_What to work on_. What is needed here is an exact copy of every entry.

Dataset entries:
####

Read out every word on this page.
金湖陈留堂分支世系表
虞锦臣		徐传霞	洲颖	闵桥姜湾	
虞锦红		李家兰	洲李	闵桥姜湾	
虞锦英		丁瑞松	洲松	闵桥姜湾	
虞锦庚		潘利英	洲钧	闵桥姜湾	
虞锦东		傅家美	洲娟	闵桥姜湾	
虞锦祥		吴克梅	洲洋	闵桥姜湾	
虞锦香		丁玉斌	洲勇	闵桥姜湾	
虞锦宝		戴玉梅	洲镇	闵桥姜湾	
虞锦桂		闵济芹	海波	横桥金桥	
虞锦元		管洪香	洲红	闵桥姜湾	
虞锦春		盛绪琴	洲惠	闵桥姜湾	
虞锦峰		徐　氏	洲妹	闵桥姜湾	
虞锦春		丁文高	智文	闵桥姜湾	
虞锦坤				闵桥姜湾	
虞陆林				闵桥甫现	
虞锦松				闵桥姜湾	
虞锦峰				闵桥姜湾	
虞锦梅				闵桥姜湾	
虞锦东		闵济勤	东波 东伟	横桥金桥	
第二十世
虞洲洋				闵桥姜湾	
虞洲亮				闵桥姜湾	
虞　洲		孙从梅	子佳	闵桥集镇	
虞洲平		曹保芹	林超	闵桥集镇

####

_Answer below_.
Read out every word on this page.
金湖陈留堂分支世系表
虞锦臣		徐传霞	洲颖	闵桥姜湾	
虞锦红		李家兰	洲李	闵桥姜湾	
虞锦英		丁瑞松	洲松	闵桥姜湾	
虞锦庚		潘利英	洲钧	闵桥姜湾	
虞锦东		傅家美	洲娟	闵桥姜湾	
虞锦祥		吴克梅	洲洋	闵桥姜湾	
虞锦香		丁玉斌	洲勇	闵桥姜湾	
虞锦宝		戴玉梅	洲镇	闵桥姜湾	
虞锦桂		闵济芹	海波	横桥金桥	
虞锦元		管洪香	洲红	闵桥姜湾	
虞锦春		盛绪琴	洲惠	闵桥姜湾	
虞锦峰		徐　氏	洲妹	闵桥姜湾	
虞锦春		丁文高	智文	闵桥姜湾	
虞锦坤				闵桥姜湾	
虞陆林				闵桥甫现	
虞锦松				闵桥姜湾	
虞锦峰				闵桥姜湾	
虞锦梅				闵桥姜湾	
虞锦东		闵济勤	东波 东伟	横桥金桥	
第二十世
虞洲洋				闵桥姜湾	
虞洲亮				闵桥姜湾	
虞　洲		孙从梅	子佳	闵桥集镇	
虞洲平		曹保芹	林超	闵桥集镇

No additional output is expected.